THE PROBLEM>
What follows is a set of records, each of which is to be written out exactly.

INPUT>
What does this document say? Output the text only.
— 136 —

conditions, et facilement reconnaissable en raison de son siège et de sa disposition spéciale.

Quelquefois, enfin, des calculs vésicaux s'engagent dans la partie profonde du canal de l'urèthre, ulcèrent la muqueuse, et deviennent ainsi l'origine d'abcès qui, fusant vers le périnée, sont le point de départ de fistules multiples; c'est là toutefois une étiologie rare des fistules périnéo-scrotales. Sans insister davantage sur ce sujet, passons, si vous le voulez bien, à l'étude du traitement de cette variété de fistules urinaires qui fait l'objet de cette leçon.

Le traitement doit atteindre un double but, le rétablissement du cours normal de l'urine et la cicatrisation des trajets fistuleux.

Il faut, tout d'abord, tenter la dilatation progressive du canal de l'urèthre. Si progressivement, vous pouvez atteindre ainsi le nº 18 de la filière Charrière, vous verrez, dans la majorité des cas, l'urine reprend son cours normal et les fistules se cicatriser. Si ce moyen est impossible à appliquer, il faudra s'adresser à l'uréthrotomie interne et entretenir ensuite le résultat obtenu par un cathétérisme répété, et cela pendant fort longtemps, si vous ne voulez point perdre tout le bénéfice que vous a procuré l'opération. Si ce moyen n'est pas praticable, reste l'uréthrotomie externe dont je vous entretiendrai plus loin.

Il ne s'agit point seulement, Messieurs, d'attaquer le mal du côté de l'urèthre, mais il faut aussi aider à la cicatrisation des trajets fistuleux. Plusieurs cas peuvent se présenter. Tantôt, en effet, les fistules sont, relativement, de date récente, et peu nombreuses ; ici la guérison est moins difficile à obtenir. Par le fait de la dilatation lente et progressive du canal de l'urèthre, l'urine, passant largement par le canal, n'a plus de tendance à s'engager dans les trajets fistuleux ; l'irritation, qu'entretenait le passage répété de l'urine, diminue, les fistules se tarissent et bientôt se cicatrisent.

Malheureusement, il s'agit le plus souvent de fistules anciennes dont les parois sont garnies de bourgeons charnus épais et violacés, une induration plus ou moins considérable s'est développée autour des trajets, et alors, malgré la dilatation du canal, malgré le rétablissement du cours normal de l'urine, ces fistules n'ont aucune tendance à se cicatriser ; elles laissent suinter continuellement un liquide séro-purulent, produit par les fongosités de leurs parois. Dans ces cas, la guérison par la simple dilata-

RESULT OF THIS EXERCISE>
What does this document say? Output the text only.
— 136 —

conditions, et facilement reconnaissable en raison de son siège et de sa disposition spéciale.

Quelquefois, enfin, des calculs vésicaux s'engagent dans la partie profonde du canal de l'urèthre, ulcèrent la muqueuse, et deviennent ainsi l'origine d'abcès qui, fusant vers le périnée, sont le point de départ de fistules multiples; c'est là toutefois une étiologie rare des fistules périnéo-scrotales. Sans insister davantage sur ce sujet, passons, si vous le voulez bien, à l'étude du traitement de cette variété de fistules urinaires qui fait l'objet de cette leçon.

Le traitement doit atteindre un double but, le rétablissement du cours normal de l'urine et la cicatrisation des trajets fistuleux.

Il faut, tout d'abord, tenter la dilatation progressive du canal de l'urèthre. Si progressivement, vous pouvez atteindre ainsi le nº 18 de la filière Charrière, vous verrez, dans la majorité des cas, l'urine reprend son cours normal et les fistules se cicatriser. Si ce moyen est impossible à appliquer, il faudra s'adresser à l'uréthrotomie interne et entretenir ensuite le résultat obtenu par un cathétérisme répété, et cela pendant fort longtemps, si vous ne voulez point perdre tout le bénéfice que vous a procuré l'opération. Si ce moyen n'est pas praticable, reste l'uréthrotomie externe dont je vous entretiendrai plus loin.

Il ne s'agit point seulement, Messieurs, d'attaquer le mal du côté de l'urèthre, mais il faut aussi aider à la cicatrisation des trajets fistuleux. Plusieurs cas peuvent se présenter. Tantôt, en effet, les fistules sont, relativement, de date récente, et peu nombreuses ; ici la guérison est moins difficile à obtenir. Par le fait de la dilatation lente et progressive du canal de l'urèthre, l'urine, passant largement par le canal, n'a plus de tendance à s'engager dans les trajets fistuleux ; l'irritation, qu'entretenait le passage répété de l'urine, diminue, les fistules se tarissent et bientôt se cicatrisent.

Malheureusement, il s'agit le plus souvent de fistules anciennes dont les parois sont garnies de bourgeons charnus épais et violacés, une induration plus ou moins considérable s'est développée autour des trajets, et alors, malgré la dilatation du canal, malgré le rétablissement du cours normal de l'urine, ces fistules n'ont aucune tendance à se cicatriser ; elles laissent suinter continuellement un liquide séro-purulent, produit par les fongosités de leurs parois. Dans ces cas, la guérison par la simple dilata-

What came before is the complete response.